=== Material for this exercise ===
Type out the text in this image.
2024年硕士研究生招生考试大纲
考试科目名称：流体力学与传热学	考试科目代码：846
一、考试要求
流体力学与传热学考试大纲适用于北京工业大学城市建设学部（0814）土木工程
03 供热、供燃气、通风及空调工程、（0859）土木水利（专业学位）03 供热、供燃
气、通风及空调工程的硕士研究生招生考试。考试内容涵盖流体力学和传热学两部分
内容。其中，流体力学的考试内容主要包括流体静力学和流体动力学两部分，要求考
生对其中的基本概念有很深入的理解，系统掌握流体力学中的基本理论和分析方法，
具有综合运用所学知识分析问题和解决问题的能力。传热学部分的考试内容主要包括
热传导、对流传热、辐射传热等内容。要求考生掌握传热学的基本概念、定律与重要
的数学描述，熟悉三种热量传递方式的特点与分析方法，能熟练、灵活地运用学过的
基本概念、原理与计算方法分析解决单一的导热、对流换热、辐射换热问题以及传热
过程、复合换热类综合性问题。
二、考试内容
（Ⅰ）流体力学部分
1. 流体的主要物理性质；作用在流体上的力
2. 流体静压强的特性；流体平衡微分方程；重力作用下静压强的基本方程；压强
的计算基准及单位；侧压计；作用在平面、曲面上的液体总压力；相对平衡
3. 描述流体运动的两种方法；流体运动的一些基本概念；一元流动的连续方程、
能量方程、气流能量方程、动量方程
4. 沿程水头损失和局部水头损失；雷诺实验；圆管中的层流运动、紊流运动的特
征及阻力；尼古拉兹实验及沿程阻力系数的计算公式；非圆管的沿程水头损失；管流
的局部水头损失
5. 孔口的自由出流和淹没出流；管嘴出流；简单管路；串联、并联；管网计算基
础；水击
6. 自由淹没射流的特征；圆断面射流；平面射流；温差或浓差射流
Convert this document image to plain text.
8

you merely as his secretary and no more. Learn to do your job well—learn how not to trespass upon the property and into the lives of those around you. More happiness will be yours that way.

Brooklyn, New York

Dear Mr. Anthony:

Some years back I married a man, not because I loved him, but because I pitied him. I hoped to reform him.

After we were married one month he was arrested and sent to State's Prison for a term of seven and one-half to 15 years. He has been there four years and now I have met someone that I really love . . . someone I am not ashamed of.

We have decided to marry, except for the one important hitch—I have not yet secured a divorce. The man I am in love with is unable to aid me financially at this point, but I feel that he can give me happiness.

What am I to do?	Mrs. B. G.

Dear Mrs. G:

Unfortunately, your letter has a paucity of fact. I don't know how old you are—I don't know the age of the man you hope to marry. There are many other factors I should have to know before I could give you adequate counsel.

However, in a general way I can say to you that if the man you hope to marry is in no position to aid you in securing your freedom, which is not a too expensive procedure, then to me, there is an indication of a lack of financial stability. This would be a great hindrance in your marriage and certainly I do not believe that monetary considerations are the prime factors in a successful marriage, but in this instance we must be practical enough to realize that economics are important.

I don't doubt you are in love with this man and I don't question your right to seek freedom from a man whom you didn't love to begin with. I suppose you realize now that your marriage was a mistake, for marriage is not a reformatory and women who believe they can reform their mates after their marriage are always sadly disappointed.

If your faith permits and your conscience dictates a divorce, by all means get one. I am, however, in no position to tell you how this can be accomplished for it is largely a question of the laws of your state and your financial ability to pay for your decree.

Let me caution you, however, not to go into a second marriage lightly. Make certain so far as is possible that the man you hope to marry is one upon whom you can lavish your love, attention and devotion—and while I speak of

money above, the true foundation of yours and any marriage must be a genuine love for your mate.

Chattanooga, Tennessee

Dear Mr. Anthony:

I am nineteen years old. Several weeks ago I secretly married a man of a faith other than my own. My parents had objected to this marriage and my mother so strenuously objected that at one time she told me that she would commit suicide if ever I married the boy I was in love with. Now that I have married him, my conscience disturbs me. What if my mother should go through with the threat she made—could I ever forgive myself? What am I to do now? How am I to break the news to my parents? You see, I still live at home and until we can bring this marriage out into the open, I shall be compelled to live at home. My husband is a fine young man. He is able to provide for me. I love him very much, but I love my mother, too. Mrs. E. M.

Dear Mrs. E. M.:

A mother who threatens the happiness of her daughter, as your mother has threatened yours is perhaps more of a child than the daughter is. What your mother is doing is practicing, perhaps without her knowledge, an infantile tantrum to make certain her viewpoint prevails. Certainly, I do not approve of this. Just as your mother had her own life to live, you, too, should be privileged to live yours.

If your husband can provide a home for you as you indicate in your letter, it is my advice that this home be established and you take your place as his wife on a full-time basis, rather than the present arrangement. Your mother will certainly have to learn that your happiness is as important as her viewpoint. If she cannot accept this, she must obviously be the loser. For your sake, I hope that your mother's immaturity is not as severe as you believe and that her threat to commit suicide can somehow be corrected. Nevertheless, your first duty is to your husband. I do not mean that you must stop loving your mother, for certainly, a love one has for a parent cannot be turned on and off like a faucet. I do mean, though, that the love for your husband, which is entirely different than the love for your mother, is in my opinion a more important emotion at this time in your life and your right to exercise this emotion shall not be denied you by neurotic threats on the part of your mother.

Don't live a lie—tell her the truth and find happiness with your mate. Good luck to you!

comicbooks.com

=== Written task ===
Your task is to list each line of the records with the word "factors".

=== Exercise result ===
Unfortunately, your letter has a paucity of fact. I don't know how old you are—I don't know the age of the man you hope to marry. There are many other factors I should have to know before I could give you adequate counsel.
However, in a general way I can say to you that if the man you hope to marry is in no position to aid you in securing your freedom, which is not a too expensive procedure, then to me, there is an indication of a lack of financial stability. This would be a great hindrance in your marriage and certainly I do not believe that monetary considerations are the prime factors in a successful marriage, but in this instance we must be practical enough to realize that economics are important.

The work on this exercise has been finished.